# [The task]
The records below must be copied in full; omit the images.

# [Data for this task]
------------------------------------------------------------------------
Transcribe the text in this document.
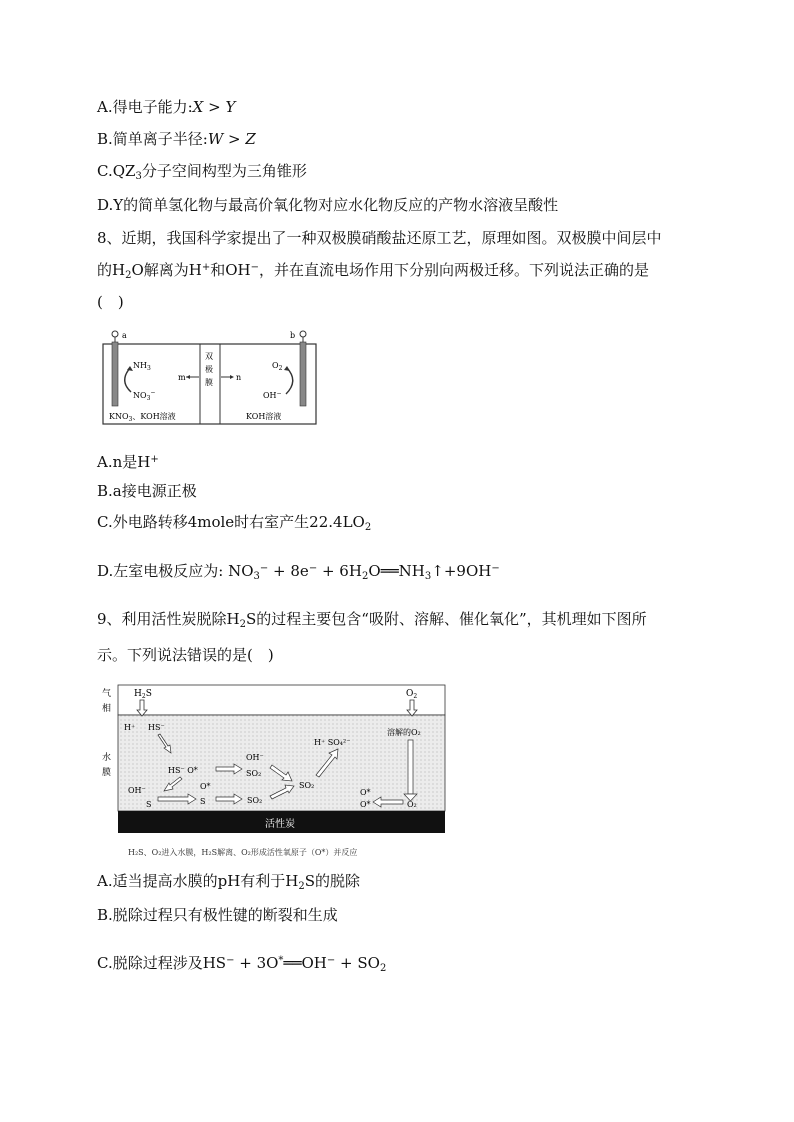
A.得电子能力:X > Y
B.简单离子半径:W > Z
$C.QZ_3$分子空间构型为三角锥形
D.Y的简单氢化物与最高价氧化物对应水化物反应的产物水溶液呈酸性
8、近期，我国科学家提出了一种双极膜硝酸盐还原工艺，原理如图。双极膜中间层中
的$H_2O$解离为H+和OH−，并在直流电场作用下分别向两极迁移。下列说法正确的是
(　)
a	b
$NH_3$
$NO_3^-$
$O_2$
OH−
双
极
膜
m	n
$KNO_3$、KOH溶液	KOH溶液
A.n是H+
B.a接电源正极
C.外电路转移4mole时右室产生$22.4LO_2$
D.左室电极反应为: $NO_3^- + 8e^-$ + $6H_2O══NH_3↑+9OH^-$
9、利用活性炭脱除$H_2S$的过程主要包含“吸附、溶解、催化氧化”，其机理如下图所
示。下列说法错误的是(　)
气
相
水
膜
活性炭
$H_2S$	$O_2$
H⁺ HS⁻
HS⁻ O*
OH⁻
SO₂
SO₂
H⁺ SO₄²⁻
溶解的O₂
OH⁻
S
O*
S	SO₂
O*
O*	O₂
H₂S、O₂进入水膜，H₂S解离、O₂形成活性氧原子（O*）并反应
A.适当提高水膜的pH有利于$H_2S$的脱除
B.脱除过程只有极性键的断裂和生成
C.脱除过程涉及HS− + 3O*══OH− + $SO_2$
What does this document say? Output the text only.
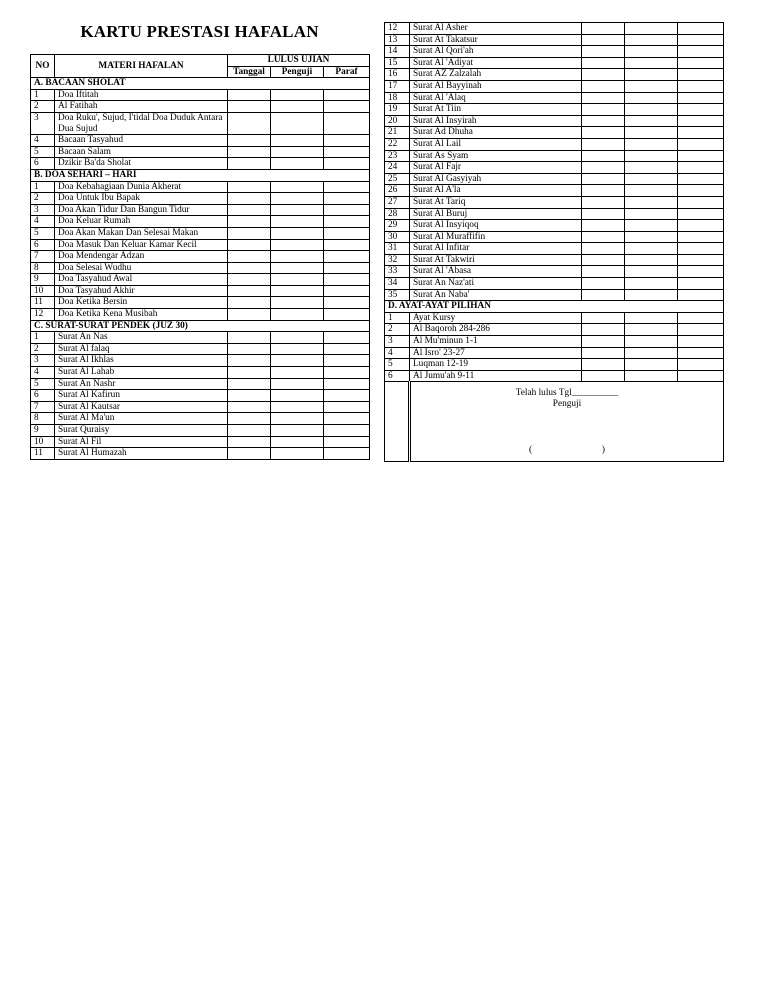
KARTU PRESTASI HAFALAN
NO	MATERI HAFALAN	LULUS UJIAN		
		Tanggal	Penguji	Paraf
A. BACAAN SHOLAT				
1	Doa Iftitah			
2	Al Fatihah			
3	Doa Ruku', Sujud, I'tidal Doa Duduk Antara Dua Sujud			
4	Bacaan Tasyahud			
5	Bacaan Salam			
6	Dzikir Ba'da Sholat			
B. DOA SEHARI – HARI				
1	Doa Kebahagiaan Dunia Akherat			
2	Doa Untuk Ibu Bapak			
3	Doa Akan Tidur Dan Bangun Tidur			
4	Doa Keluar Rumah			
5	Doa Akan Makan Dan Selesai Makan			
6	Doa Masuk Dan Keluar Kamar Kecil			
7	Doa Mendengar Adzan			
8	Doa Selesai Wudhu			
9	Doa Tasyahud Awal			
10	Doa Tasyahud Akhir			
11	Doa Ketika Bersin			
12	Doa Ketika Kena Musibah			
C. SURAT-SURAT PENDEK (JUZ 30)				
1	Surat An Nas			
2	Surat Al falaq			
3	Surat Al Ikhlas			
4	Surat Al Lahab			
5	Surat An Nashr			
6	Surat Al Kafirun			
7	Surat Al Kautsar			
8	Surat Al Ma'un			
9	Surat Quraisy			
10	Surat Al Fil			
11	Surat Al Humazah			
12	Surat Al Asher			
13	Surat At Takatsur			
14	Surat Al Qori'ah			
15	Surat Al 'Adiyat			
16	Surat AZ Zalzalah			
17	Surat Al Bayyinah			
18	Surat Al 'Alaq			
19	Surat At Tiin			
20	Surat Al Insyirah			
21	Surat Ad Dhuha			
22	Surat Al Lail			
23	Surat As Syam			
24	Surat Al Fajr			
25	Surat Al Gasyiyah			
26	Surat Al A'la			
27	Surat At Tariq			
28	Surat Al Buruj			
29	Surat Al Insyiqoq			
30	Surat Al Muraffifin			
31	Surat Al Infitar			
32	Surat At Takwiri			
33	Surat Al 'Abasa			
34	Surat An Naz'ati			
35	Surat An Naba'			
D. AYAT-AYAT PILIHAN				
1	Ayat Kursy			
2	Al Baqoroh 284-286			
3	Al Mu'minun 1-1			
4	Al Isro' 23-27			
5	Luqman 12-19			
6	Al Jumu'ah 9-11			

	Telah lulus Tgl__________
Penguji
(                              )			
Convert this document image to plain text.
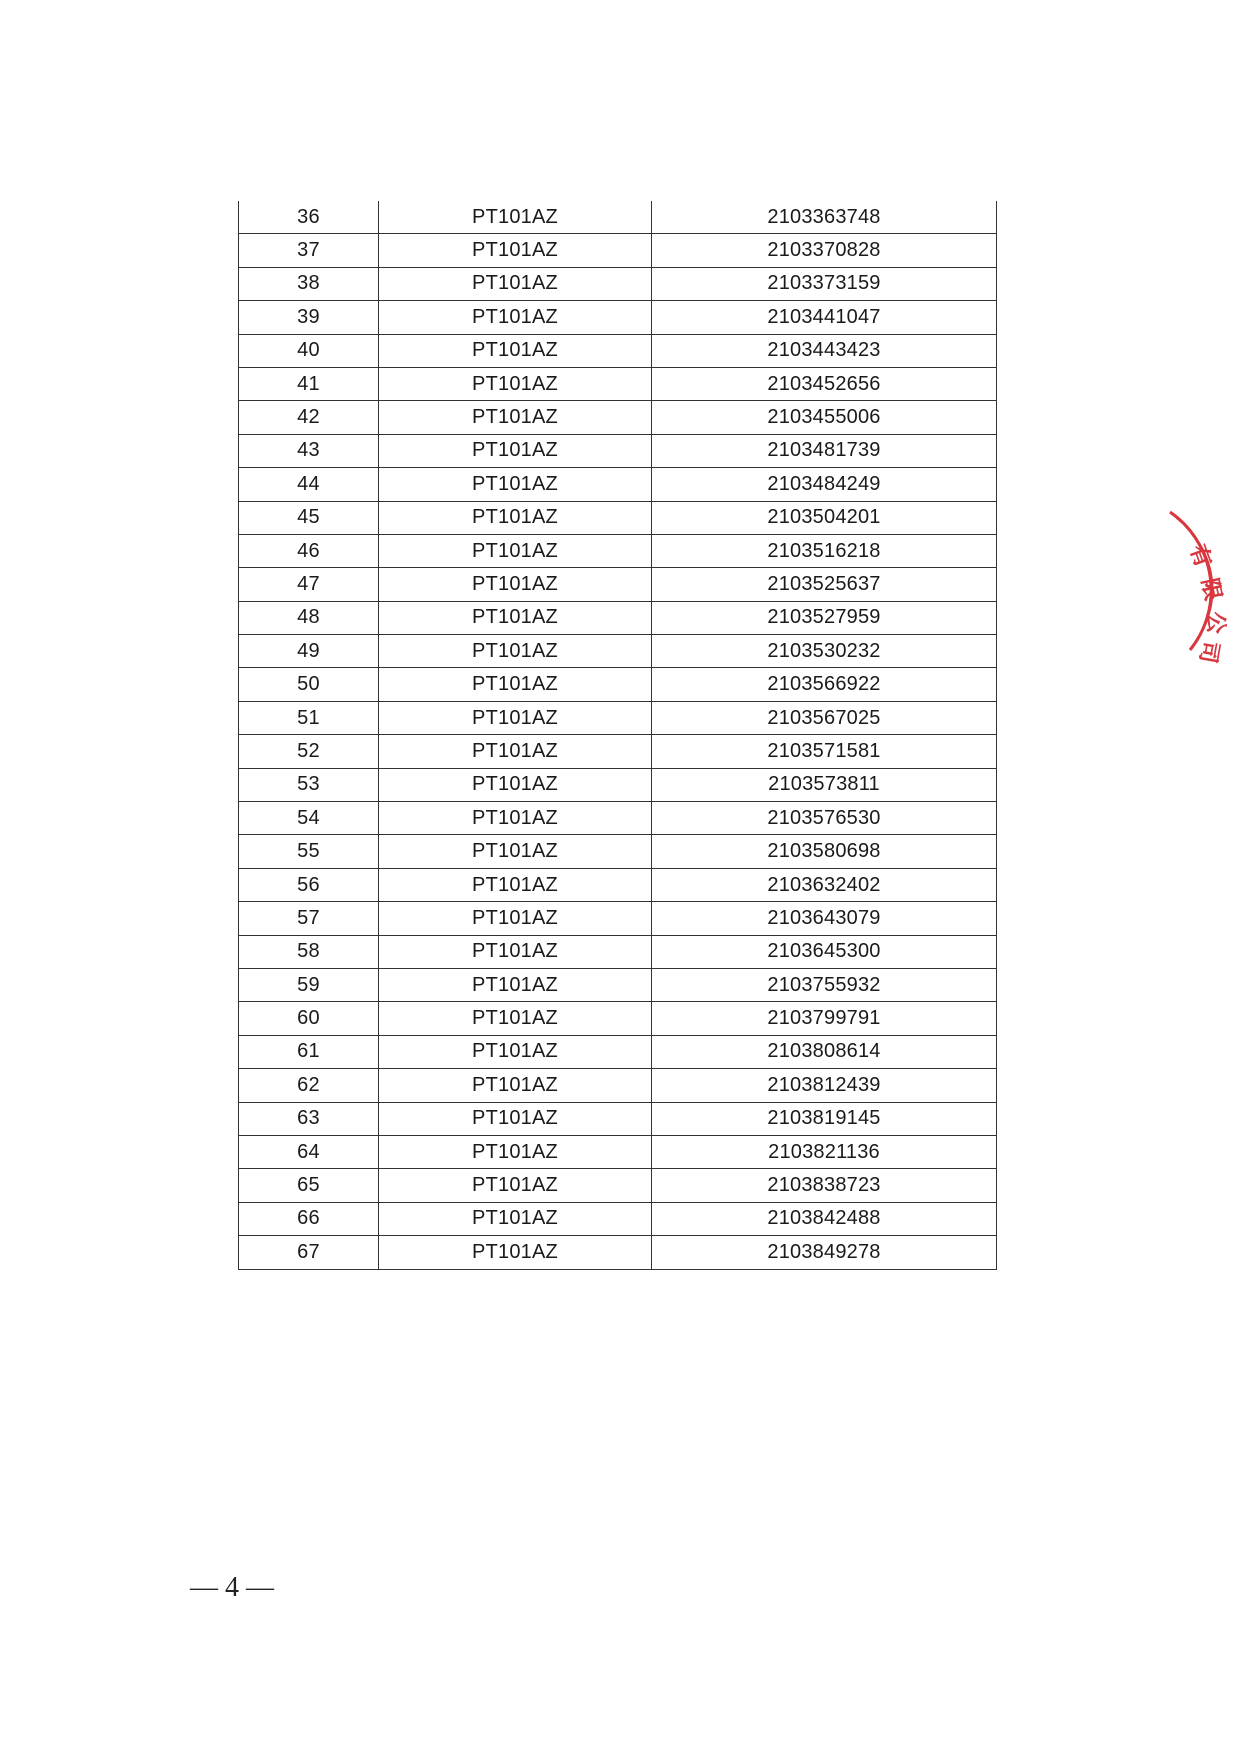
36	PT101AZ	2103363748
37	PT101AZ	2103370828
38	PT101AZ	2103373159
39	PT101AZ	2103441047
40	PT101AZ	2103443423
41	PT101AZ	2103452656
42	PT101AZ	2103455006
43	PT101AZ	2103481739
44	PT101AZ	2103484249
45	PT101AZ	2103504201
46	PT101AZ	2103516218
47	PT101AZ	2103525637
48	PT101AZ	2103527959
49	PT101AZ	2103530232
50	PT101AZ	2103566922
51	PT101AZ	2103567025
52	PT101AZ	2103571581
53	PT101AZ	2103573811
54	PT101AZ	2103576530
55	PT101AZ	2103580698
56	PT101AZ	2103632402
57	PT101AZ	2103643079
58	PT101AZ	2103645300
59	PT101AZ	2103755932
60	PT101AZ	2103799791
61	PT101AZ	2103808614
62	PT101AZ	2103812439
63	PT101AZ	2103819145
64	PT101AZ	2103821136
65	PT101AZ	2103838723
66	PT101AZ	2103842488
67	PT101AZ	2103849278
有
限
公
司
— 4 —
------------------------------------------------------------------------
# [Result for this task]
Transcribe the text in this document.
A.得电子能力:X > Y
B.简单离子半径:W > Z
$C.QZ_3$分子空间构型为三角锥形
D.Y的简单氢化物与最高价氧化物对应水化物反应的产物水溶液呈酸性
8、近期，我国科学家提出了一种双极膜硝酸盐还原工艺，原理如图。双极膜中间层中
的$H_2O$解离为H+和OH−，并在直流电场作用下分别向两极迁移。下列说法正确的是
(　)
a	b
$NH_3$
$NO_3^-$
$O_2$
OH−
双
极
膜
m	n
$KNO_3$、KOH溶液	KOH溶液
A.n是H+
B.a接电源正极
C.外电路转移4mole时右室产生$22.4LO_2$
D.左室电极反应为: $NO_3^- + 8e^-$ + $6H_2O══NH_3↑+9OH^-$
9、利用活性炭脱除$H_2S$的过程主要包含“吸附、溶解、催化氧化”，其机理如下图所
示。下列说法错误的是(　)
气
相
水
膜
活性炭
$H_2S$	$O_2$
H⁺ HS⁻
HS⁻ O*
OH⁻
SO₂
SO₂
H⁺ SO₄²⁻
溶解的O₂
OH⁻
S
O*
S	SO₂
O*
O*	O₂
H₂S、O₂进入水膜，H₂S解离、O₂形成活性氧原子（O*）并反应
A.适当提高水膜的pH有利于$H_2S$的脱除
B.脱除过程只有极性键的断裂和生成
C.脱除过程涉及HS− + 3O*══OH− + $SO_2$
What does this document say? Output the text only.
KARTU PRESTASI HAFALAN
NO	MATERI HAFALAN	LULUS UJIAN		
		Tanggal	Penguji	Paraf
A. BACAAN SHOLAT				
1	Doa Iftitah			
2	Al Fatihah			
3	Doa Ruku', Sujud, I'tidal Doa Duduk Antara Dua Sujud			
4	Bacaan Tasyahud			
5	Bacaan Salam			
6	Dzikir Ba'da Sholat			
B. DOA SEHARI – HARI				
1	Doa Kebahagiaan Dunia Akherat			
2	Doa Untuk Ibu Bapak			
3	Doa Akan Tidur Dan Bangun Tidur			
4	Doa Keluar Rumah			
5	Doa Akan Makan Dan Selesai Makan			
6	Doa Masuk Dan Keluar Kamar Kecil			
7	Doa Mendengar Adzan			
8	Doa Selesai Wudhu			
9	Doa Tasyahud Awal			
10	Doa Tasyahud Akhir			
11	Doa Ketika Bersin			
12	Doa Ketika Kena Musibah			
C. SURAT-SURAT PENDEK (JUZ 30)				
1	Surat An Nas			
2	Surat Al falaq			
3	Surat Al Ikhlas			
4	Surat Al Lahab			
5	Surat An Nashr			
6	Surat Al Kafirun			
7	Surat Al Kautsar			
8	Surat Al Ma'un			
9	Surat Quraisy			
10	Surat Al Fil			
11	Surat Al Humazah			
12	Surat Al Asher			
13	Surat At Takatsur			
14	Surat Al Qori'ah			
15	Surat Al 'Adiyat			
16	Surat AZ Zalzalah			
17	Surat Al Bayyinah			
18	Surat Al 'Alaq			
19	Surat At Tiin			
20	Surat Al Insyirah			
21	Surat Ad Dhuha			
22	Surat Al Lail			
23	Surat As Syam			
24	Surat Al Fajr			
25	Surat Al Gasyiyah			
26	Surat Al A'la			
27	Surat At Tariq			
28	Surat Al Buruj			
29	Surat Al Insyiqoq			
30	Surat Al Muraffifin			
31	Surat Al Infitar			
32	Surat At Takwiri			
33	Surat Al 'Abasa			
34	Surat An Naz'ati			
35	Surat An Naba'			
D. AYAT-AYAT PILIHAN				
1	Ayat Kursy			
2	Al Baqoroh 284-286			
3	Al Mu'minun 1-1			
4	Al Isro' 23-27			
5	Luqman 12-19			
6	Al Jumu'ah 9-11			

	Telah lulus Tgl__________
Penguji
(                              )			
Convert this document image to plain text.
36	PT101AZ	2103363748
37	PT101AZ	2103370828
38	PT101AZ	2103373159
39	PT101AZ	2103441047
40	PT101AZ	2103443423
41	PT101AZ	2103452656
42	PT101AZ	2103455006
43	PT101AZ	2103481739
44	PT101AZ	2103484249
45	PT101AZ	2103504201
46	PT101AZ	2103516218
47	PT101AZ	2103525637
48	PT101AZ	2103527959
49	PT101AZ	2103530232
50	PT101AZ	2103566922
51	PT101AZ	2103567025
52	PT101AZ	2103571581
53	PT101AZ	2103573811
54	PT101AZ	2103576530
55	PT101AZ	2103580698
56	PT101AZ	2103632402
57	PT101AZ	2103643079
58	PT101AZ	2103645300
59	PT101AZ	2103755932
60	PT101AZ	2103799791
61	PT101AZ	2103808614
62	PT101AZ	2103812439
63	PT101AZ	2103819145
64	PT101AZ	2103821136
65	PT101AZ	2103838723
66	PT101AZ	2103842488
67	PT101AZ	2103849278
有
限
公
司
— 4 —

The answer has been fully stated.